• _Problem statement_
Count every line in the following entries where the word "heading" appears. Give the count alone.

• _Supplied material_

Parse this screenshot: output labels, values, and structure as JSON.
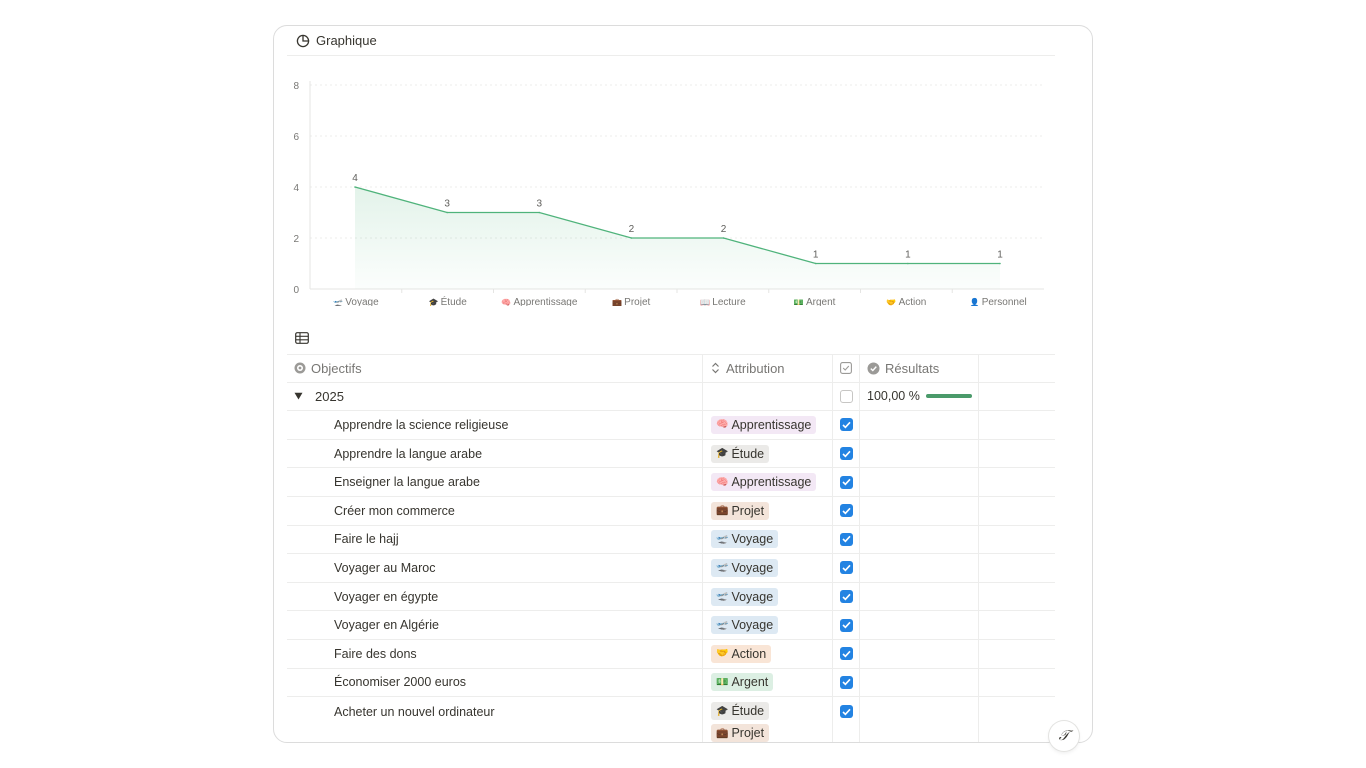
{
  "chart_view": {
    "title": "Graphique",
    "icon": "pie-chart-icon"
  },
  "chart_data": {
    "type": "area",
    "x": [
      "Voyage",
      "Étude",
      "Apprentissage",
      "Projet",
      "Lecture",
      "Argent",
      "Action",
      "Personnel"
    ],
    "x_icons": [
      "🛫",
      "🎓",
      "🧠",
      "💼",
      "📖",
      "💵",
      "🤝",
      "👤"
    ],
    "values": [
      4,
      3,
      3,
      2,
      2,
      1,
      1,
      1
    ],
    "ylim": [
      0,
      8
    ],
    "yticks": [
      "0",
      "2",
      "4",
      "6",
      "8"
    ],
    "grid": true,
    "color": "#4fb37b"
  },
  "table_view": {
    "icon": "table-icon"
  },
  "table": {
    "columns": [
      {
        "label": "Objectifs",
        "icon": "target-icon"
      },
      {
        "label": "Attribution",
        "icon": "select-icon"
      },
      {
        "label": "",
        "icon": "checkbox-icon"
      },
      {
        "label": "Résultats",
        "icon": "verified-icon"
      }
    ],
    "group": {
      "label": "2025",
      "result": "100,00 %",
      "progress": 1.0
    },
    "rows": [
      {
        "name": "Apprendre la science religieuse",
        "tags": [
          {
            "emoji": "🧠",
            "label": "Apprentissage",
            "color": "purple"
          }
        ],
        "checked": true
      },
      {
        "name": "Apprendre la langue arabe",
        "tags": [
          {
            "emoji": "🎓",
            "label": "Étude",
            "color": "gray"
          }
        ],
        "checked": true
      },
      {
        "name": "Enseigner la langue arabe",
        "tags": [
          {
            "emoji": "🧠",
            "label": "Apprentissage",
            "color": "purple"
          }
        ],
        "checked": true
      },
      {
        "name": "Créer mon commerce",
        "tags": [
          {
            "emoji": "💼",
            "label": "Projet",
            "color": "brown"
          }
        ],
        "checked": true
      },
      {
        "name": "Faire le hajj",
        "tags": [
          {
            "emoji": "🛫",
            "label": "Voyage",
            "color": "blue"
          }
        ],
        "checked": true
      },
      {
        "name": "Voyager au Maroc",
        "tags": [
          {
            "emoji": "🛫",
            "label": "Voyage",
            "color": "blue"
          }
        ],
        "checked": true
      },
      {
        "name": "Voyager en égypte",
        "tags": [
          {
            "emoji": "🛫",
            "label": "Voyage",
            "color": "blue"
          }
        ],
        "checked": true
      },
      {
        "name": "Voyager en Algérie",
        "tags": [
          {
            "emoji": "🛫",
            "label": "Voyage",
            "color": "blue"
          }
        ],
        "checked": true
      },
      {
        "name": "Faire des dons",
        "tags": [
          {
            "emoji": "🤝",
            "label": "Action",
            "color": "orange"
          }
        ],
        "checked": true
      },
      {
        "name": "Économiser 2000 euros",
        "tags": [
          {
            "emoji": "💵",
            "label": "Argent",
            "color": "green"
          }
        ],
        "checked": true
      },
      {
        "name": "Acheter un nouvel ordinateur",
        "tags": [
          {
            "emoji": "🎓",
            "label": "Étude",
            "color": "gray"
          },
          {
            "emoji": "💼",
            "label": "Projet",
            "color": "brown"
          }
        ],
        "checked": true
      }
    ]
  },
  "help_button": {
    "label": "?"
  }
}
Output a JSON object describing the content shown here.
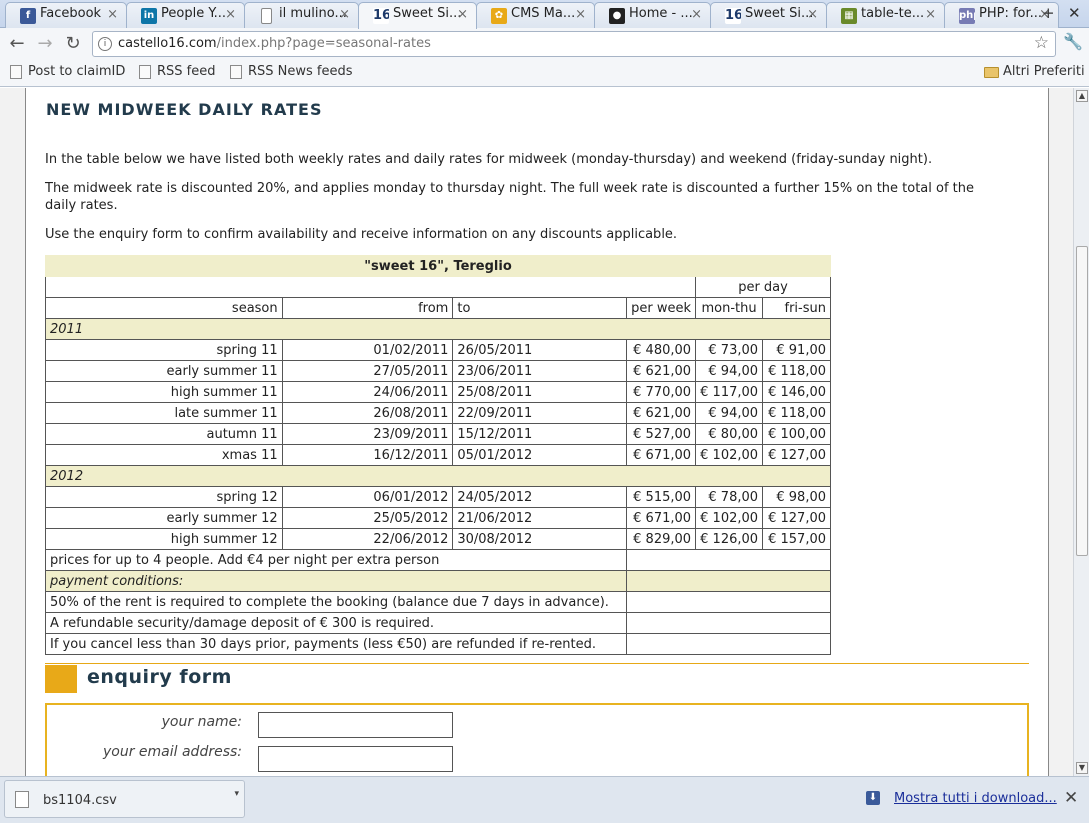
{
  "tabs": [
    {
      "label": "Facebook",
      "icon": "facebook-icon",
      "color": "#3b5998",
      "glyph": "f"
    },
    {
      "label": "People Y...",
      "icon": "linkedin-icon",
      "color": "#0e76a8",
      "glyph": "in"
    },
    {
      "label": "il mulino...",
      "icon": "page-icon",
      "color": "#ffffff",
      "glyph": ""
    },
    {
      "label": "Sweet Si...",
      "icon": "sweet16-icon",
      "color": "#ffffff",
      "glyph": "16"
    },
    {
      "label": "CMS Ma...",
      "icon": "cms-icon",
      "color": "#e8a918",
      "glyph": "✿"
    },
    {
      "label": "Home - ...",
      "icon": "github-icon",
      "color": "#222222",
      "glyph": "●"
    },
    {
      "label": "Sweet Si...",
      "icon": "sweet16-icon",
      "color": "#ffffff",
      "glyph": "16"
    },
    {
      "label": "table-te...",
      "icon": "game-icon",
      "color": "#6a8a2a",
      "glyph": "▦"
    },
    {
      "label": "PHP: for...",
      "icon": "php-icon",
      "color": "#777bb4",
      "glyph": "php"
    }
  ],
  "url": {
    "host": "castello16.com",
    "path": "/index.php?page=seasonal-rates"
  },
  "bookmarks": {
    "items": [
      "Post to claimID",
      "RSS feed",
      "RSS News feeds"
    ],
    "other": "Altri Preferiti"
  },
  "page": {
    "heading": "NEW MIDWEEK DAILY RATES",
    "para1": "In the table below we have listed both weekly rates and daily rates for midweek (monday-thursday) and weekend (friday-sunday night).",
    "para2": "The midweek rate is discounted 20%, and applies monday to thursday night. The full week rate is discounted a further 15% on the total of the daily rates.",
    "para3": "Use the enquiry form to confirm availability and receive information on any discounts applicable."
  },
  "table": {
    "title": "\"sweet 16\", Tereglio",
    "per_day": "per day",
    "headers": [
      "season",
      "from",
      "to",
      "per week",
      "mon-thu",
      "fri-sun"
    ],
    "groups": [
      {
        "year": "2011",
        "rows": [
          [
            "spring 11",
            "01/02/2011",
            "26/05/2011",
            "€ 480,00",
            "€ 73,00",
            "€ 91,00"
          ],
          [
            "early summer 11",
            "27/05/2011",
            "23/06/2011",
            "€ 621,00",
            "€ 94,00",
            "€ 118,00"
          ],
          [
            "high summer 11",
            "24/06/2011",
            "25/08/2011",
            "€ 770,00",
            "€ 117,00",
            "€ 146,00"
          ],
          [
            "late summer 11",
            "26/08/2011",
            "22/09/2011",
            "€ 621,00",
            "€ 94,00",
            "€ 118,00"
          ],
          [
            "autumn 11",
            "23/09/2011",
            "15/12/2011",
            "€ 527,00",
            "€ 80,00",
            "€ 100,00"
          ],
          [
            "xmas 11",
            "16/12/2011",
            "05/01/2012",
            "€ 671,00",
            "€ 102,00",
            "€ 127,00"
          ]
        ]
      },
      {
        "year": "2012",
        "rows": [
          [
            "spring 12",
            "06/01/2012",
            "24/05/2012",
            "€ 515,00",
            "€ 78,00",
            "€ 98,00"
          ],
          [
            "early summer 12",
            "25/05/2012",
            "21/06/2012",
            "€ 671,00",
            "€ 102,00",
            "€ 127,00"
          ],
          [
            "high summer 12",
            "22/06/2012",
            "30/08/2012",
            "€ 829,00",
            "€ 126,00",
            "€ 157,00"
          ]
        ]
      }
    ],
    "note": "prices for up to 4 people. Add €4 per night per extra person",
    "payment_title": "payment conditions:",
    "payment": [
      "50% of the rent is required to complete the booking (balance due 7 days in advance).",
      "A refundable security/damage deposit of € 300 is required.",
      "If you cancel less than 30 days prior, payments (less €50) are refunded if re-rented."
    ]
  },
  "enquiry": {
    "title": "enquiry form",
    "name_label": "your name:",
    "email_label": "your email address:"
  },
  "download": {
    "file": "bs1104.csv",
    "show_all": "Mostra tutti i download..."
  }
}
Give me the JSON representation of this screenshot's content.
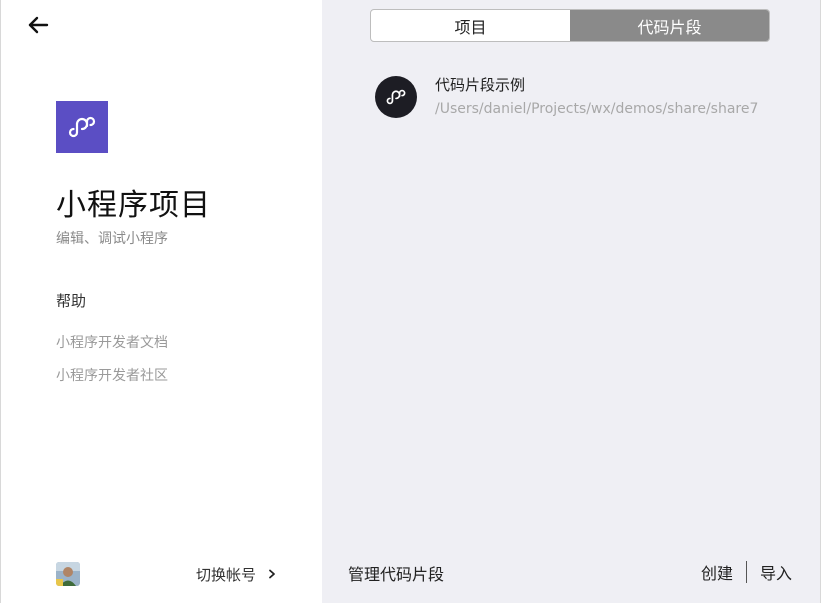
{
  "left": {
    "title": "小程序项目",
    "subtitle": "编辑、调试小程序",
    "help": {
      "heading": "帮助",
      "links": [
        "小程序开发者文档",
        "小程序开发者社区"
      ]
    },
    "account": {
      "switch_label": "切换帐号"
    }
  },
  "right": {
    "tabs": [
      {
        "label": "项目",
        "active": false
      },
      {
        "label": "代码片段",
        "active": true
      }
    ],
    "snippets": [
      {
        "name": "代码片段示例",
        "path": "/Users/daniel/Projects/wx/demos/share/share7"
      }
    ],
    "bottom": {
      "manage_label": "管理代码片段",
      "create_label": "创建",
      "import_label": "导入"
    }
  },
  "colors": {
    "brand": "#5b4ec4",
    "active_tab": "#8a8a8a",
    "panel_bg": "#efeff4"
  },
  "icons": {
    "back": "arrow-left-icon",
    "logo": "miniprogram-logo-icon",
    "chevron": "chevron-right-icon"
  }
}
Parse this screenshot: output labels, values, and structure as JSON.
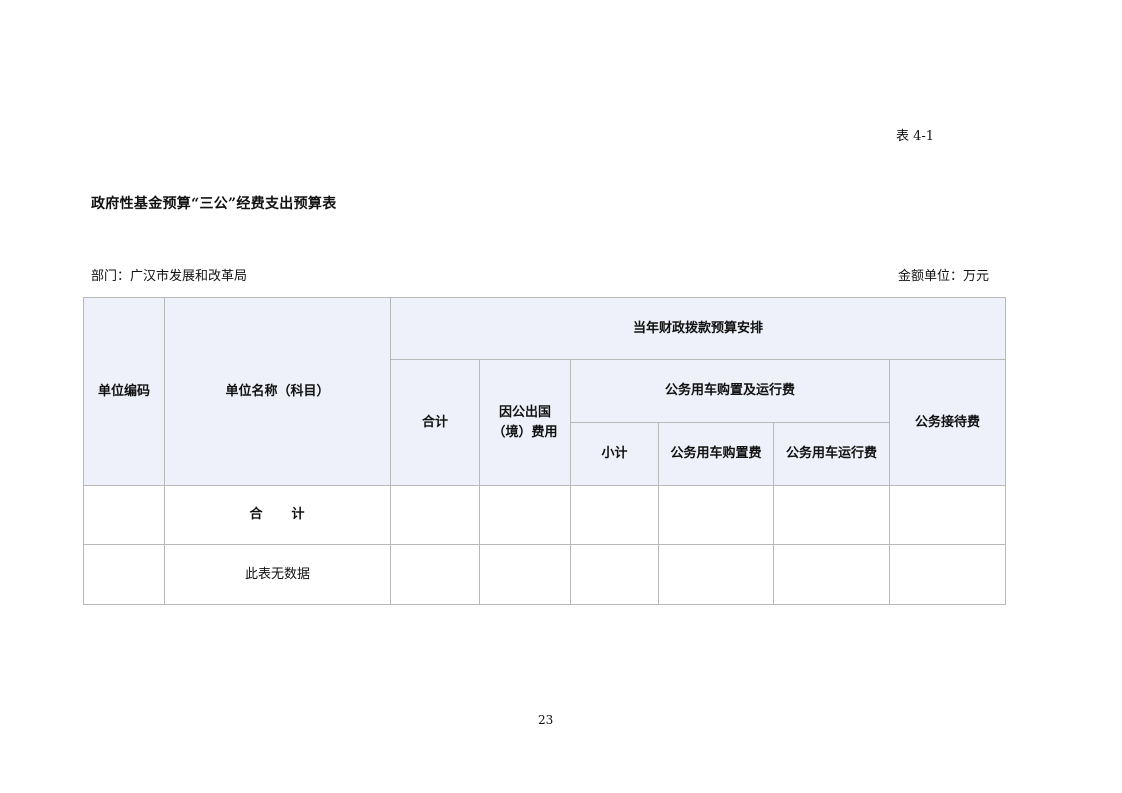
{
  "header": {
    "table_label": "表 4-1",
    "title": "政府性基金预算“三公”经费支出预算表",
    "department": "部门：广汉市发展和改革局",
    "unit": "金额单位：万元"
  },
  "table": {
    "headers": {
      "unit_code": "单位编码",
      "unit_name": "单位名称（科目）",
      "appropriation": "当年财政拨款预算安排",
      "total": "合计",
      "overseas_line1": "因公出国",
      "overseas_line2": "（境）费用",
      "vehicle_group": "公务用车购置及运行费",
      "subtotal": "小计",
      "vehicle_purchase": "公务用车购置费",
      "vehicle_operation": "公务用车运行费",
      "reception": "公务接待费"
    },
    "rows": [
      {
        "code": "",
        "name": "合　　计",
        "total": "",
        "overseas": "",
        "subtotal": "",
        "purchase": "",
        "operation": "",
        "reception": ""
      },
      {
        "code": "",
        "name": "此表无数据",
        "total": "",
        "overseas": "",
        "subtotal": "",
        "purchase": "",
        "operation": "",
        "reception": ""
      }
    ]
  },
  "footer": {
    "page_number": "23"
  }
}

• _Reply_
2